[Records from a data source]
## BEGIN

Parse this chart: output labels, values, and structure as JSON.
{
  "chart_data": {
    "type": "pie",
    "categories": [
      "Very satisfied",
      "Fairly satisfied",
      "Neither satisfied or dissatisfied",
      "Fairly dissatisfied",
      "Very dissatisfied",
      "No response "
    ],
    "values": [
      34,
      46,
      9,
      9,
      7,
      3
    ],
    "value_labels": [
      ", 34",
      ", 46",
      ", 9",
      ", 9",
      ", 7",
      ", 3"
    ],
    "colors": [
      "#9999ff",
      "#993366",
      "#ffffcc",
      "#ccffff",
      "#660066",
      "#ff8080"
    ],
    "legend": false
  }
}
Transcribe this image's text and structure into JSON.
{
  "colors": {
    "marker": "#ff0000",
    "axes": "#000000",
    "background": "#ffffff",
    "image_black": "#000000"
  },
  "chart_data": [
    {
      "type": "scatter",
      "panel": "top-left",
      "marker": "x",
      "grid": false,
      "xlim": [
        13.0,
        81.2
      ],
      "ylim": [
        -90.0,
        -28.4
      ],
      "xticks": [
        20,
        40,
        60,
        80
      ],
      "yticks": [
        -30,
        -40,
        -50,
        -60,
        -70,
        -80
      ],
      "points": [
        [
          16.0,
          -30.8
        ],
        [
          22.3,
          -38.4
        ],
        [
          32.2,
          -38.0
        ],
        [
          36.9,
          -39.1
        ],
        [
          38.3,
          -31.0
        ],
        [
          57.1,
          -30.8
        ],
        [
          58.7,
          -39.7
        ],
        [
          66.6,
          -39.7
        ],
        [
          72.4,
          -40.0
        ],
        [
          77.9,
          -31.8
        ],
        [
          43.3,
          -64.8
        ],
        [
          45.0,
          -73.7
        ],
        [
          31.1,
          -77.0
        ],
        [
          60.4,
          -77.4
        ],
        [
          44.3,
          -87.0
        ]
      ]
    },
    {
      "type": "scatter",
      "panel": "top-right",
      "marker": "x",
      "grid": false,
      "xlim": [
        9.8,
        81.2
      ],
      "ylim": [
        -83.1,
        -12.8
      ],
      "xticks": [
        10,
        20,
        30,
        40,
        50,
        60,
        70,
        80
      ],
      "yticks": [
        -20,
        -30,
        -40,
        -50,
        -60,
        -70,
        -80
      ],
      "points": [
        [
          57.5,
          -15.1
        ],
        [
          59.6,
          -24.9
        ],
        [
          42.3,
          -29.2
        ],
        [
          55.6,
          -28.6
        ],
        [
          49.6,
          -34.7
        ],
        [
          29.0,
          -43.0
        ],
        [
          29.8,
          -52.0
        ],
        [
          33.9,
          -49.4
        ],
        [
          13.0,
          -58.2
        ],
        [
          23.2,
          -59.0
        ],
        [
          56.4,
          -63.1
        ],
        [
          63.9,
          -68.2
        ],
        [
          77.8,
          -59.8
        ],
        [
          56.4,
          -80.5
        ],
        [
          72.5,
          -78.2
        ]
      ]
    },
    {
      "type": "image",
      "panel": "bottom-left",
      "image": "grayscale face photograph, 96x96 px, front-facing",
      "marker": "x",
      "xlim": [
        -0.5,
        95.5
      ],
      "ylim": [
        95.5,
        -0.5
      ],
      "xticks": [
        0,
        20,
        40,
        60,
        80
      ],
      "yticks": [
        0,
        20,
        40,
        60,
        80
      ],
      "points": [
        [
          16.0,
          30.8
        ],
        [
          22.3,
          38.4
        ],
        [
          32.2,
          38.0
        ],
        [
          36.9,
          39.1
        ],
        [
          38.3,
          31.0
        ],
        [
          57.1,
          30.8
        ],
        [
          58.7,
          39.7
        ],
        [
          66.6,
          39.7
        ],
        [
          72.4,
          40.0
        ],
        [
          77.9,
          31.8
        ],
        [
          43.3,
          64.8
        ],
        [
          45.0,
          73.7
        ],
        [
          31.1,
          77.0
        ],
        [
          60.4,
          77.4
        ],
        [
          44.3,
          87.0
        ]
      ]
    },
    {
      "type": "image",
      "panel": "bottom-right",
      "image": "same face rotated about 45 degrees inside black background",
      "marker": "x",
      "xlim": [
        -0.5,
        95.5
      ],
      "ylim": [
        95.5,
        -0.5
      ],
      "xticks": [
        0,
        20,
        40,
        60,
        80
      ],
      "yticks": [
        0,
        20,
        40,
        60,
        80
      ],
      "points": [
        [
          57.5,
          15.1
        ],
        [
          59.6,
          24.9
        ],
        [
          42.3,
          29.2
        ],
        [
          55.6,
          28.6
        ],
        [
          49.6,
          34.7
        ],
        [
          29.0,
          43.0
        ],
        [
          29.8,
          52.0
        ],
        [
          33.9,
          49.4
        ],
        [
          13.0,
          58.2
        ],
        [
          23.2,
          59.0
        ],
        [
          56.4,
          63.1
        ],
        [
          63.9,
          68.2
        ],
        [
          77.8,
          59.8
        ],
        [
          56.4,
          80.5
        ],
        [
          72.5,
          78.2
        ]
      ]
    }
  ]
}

## END

### WORK TO DO
Extract all the material, leaving every line as it is.

### RESPONSE TO THIS TASK
Parse this chart: output labels, values, and structure as JSON.
{
  "chart_data": {
    "type": "pie",
    "categories": [
      "Very satisfied",
      "Fairly satisfied",
      "Neither satisfied or dissatisfied",
      "Fairly dissatisfied",
      "Very dissatisfied",
      "No response "
    ],
    "values": [
      34,
      46,
      9,
      9,
      7,
      3
    ],
    "value_labels": [
      ", 34",
      ", 46",
      ", 9",
      ", 9",
      ", 7",
      ", 3"
    ],
    "colors": [
      "#9999ff",
      "#993366",
      "#ffffcc",
      "#ccffff",
      "#660066",
      "#ff8080"
    ],
    "legend": false
  }
}
Transcribe this image's text and structure into JSON.
{
  "colors": {
    "marker": "#ff0000",
    "axes": "#000000",
    "background": "#ffffff",
    "image_black": "#000000"
  },
  "chart_data": [
    {
      "type": "scatter",
      "panel": "top-left",
      "marker": "x",
      "grid": false,
      "xlim": [
        13.0,
        81.2
      ],
      "ylim": [
        -90.0,
        -28.4
      ],
      "xticks": [
        20,
        40,
        60,
        80
      ],
      "yticks": [
        -30,
        -40,
        -50,
        -60,
        -70,
        -80
      ],
      "points": [
        [
          16.0,
          -30.8
        ],
        [
          22.3,
          -38.4
        ],
        [
          32.2,
          -38.0
        ],
        [
          36.9,
          -39.1
        ],
        [
          38.3,
          -31.0
        ],
        [
          57.1,
          -30.8
        ],
        [
          58.7,
          -39.7
        ],
        [
          66.6,
          -39.7
        ],
        [
          72.4,
          -40.0
        ],
        [
          77.9,
          -31.8
        ],
        [
          43.3,
          -64.8
        ],
        [
          45.0,
          -73.7
        ],
        [
          31.1,
          -77.0
        ],
        [
          60.4,
          -77.4
        ],
        [
          44.3,
          -87.0
        ]
      ]
    },
    {
      "type": "scatter",
      "panel": "top-right",
      "marker": "x",
      "grid": false,
      "xlim": [
        9.8,
        81.2
      ],
      "ylim": [
        -83.1,
        -12.8
      ],
      "xticks": [
        10,
        20,
        30,
        40,
        50,
        60,
        70,
        80
      ],
      "yticks": [
        -20,
        -30,
        -40,
        -50,
        -60,
        -70,
        -80
      ],
      "points": [
        [
          57.5,
          -15.1
        ],
        [
          59.6,
          -24.9
        ],
        [
          42.3,
          -29.2
        ],
        [
          55.6,
          -28.6
        ],
        [
          49.6,
          -34.7
        ],
        [
          29.0,
          -43.0
        ],
        [
          29.8,
          -52.0
        ],
        [
          33.9,
          -49.4
        ],
        [
          13.0,
          -58.2
        ],
        [
          23.2,
          -59.0
        ],
        [
          56.4,
          -63.1
        ],
        [
          63.9,
          -68.2
        ],
        [
          77.8,
          -59.8
        ],
        [
          56.4,
          -80.5
        ],
        [
          72.5,
          -78.2
        ]
      ]
    },
    {
      "type": "image",
      "panel": "bottom-left",
      "image": "grayscale face photograph, 96x96 px, front-facing",
      "marker": "x",
      "xlim": [
        -0.5,
        95.5
      ],
      "ylim": [
        95.5,
        -0.5
      ],
      "xticks": [
        0,
        20,
        40,
        60,
        80
      ],
      "yticks": [
        0,
        20,
        40,
        60,
        80
      ],
      "points": [
        [
          16.0,
          30.8
        ],
        [
          22.3,
          38.4
        ],
        [
          32.2,
          38.0
        ],
        [
          36.9,
          39.1
        ],
        [
          38.3,
          31.0
        ],
        [
          57.1,
          30.8
        ],
        [
          58.7,
          39.7
        ],
        [
          66.6,
          39.7
        ],
        [
          72.4,
          40.0
        ],
        [
          77.9,
          31.8
        ],
        [
          43.3,
          64.8
        ],
        [
          45.0,
          73.7
        ],
        [
          31.1,
          77.0
        ],
        [
          60.4,
          77.4
        ],
        [
          44.3,
          87.0
        ]
      ]
    },
    {
      "type": "image",
      "panel": "bottom-right",
      "image": "same face rotated about 45 degrees inside black background",
      "marker": "x",
      "xlim": [
        -0.5,
        95.5
      ],
      "ylim": [
        95.5,
        -0.5
      ],
      "xticks": [
        0,
        20,
        40,
        60,
        80
      ],
      "yticks": [
        0,
        20,
        40,
        60,
        80
      ],
      "points": [
        [
          57.5,
          15.1
        ],
        [
          59.6,
          24.9
        ],
        [
          42.3,
          29.2
        ],
        [
          55.6,
          28.6
        ],
        [
          49.6,
          34.7
        ],
        [
          29.0,
          43.0
        ],
        [
          29.8,
          52.0
        ],
        [
          33.9,
          49.4
        ],
        [
          13.0,
          58.2
        ],
        [
          23.2,
          59.0
        ],
        [
          56.4,
          63.1
        ],
        [
          63.9,
          68.2
        ],
        [
          77.8,
          59.8
        ],
        [
          56.4,
          80.5
        ],
        [
          72.5,
          78.2
        ]
      ]
    }
  ]
}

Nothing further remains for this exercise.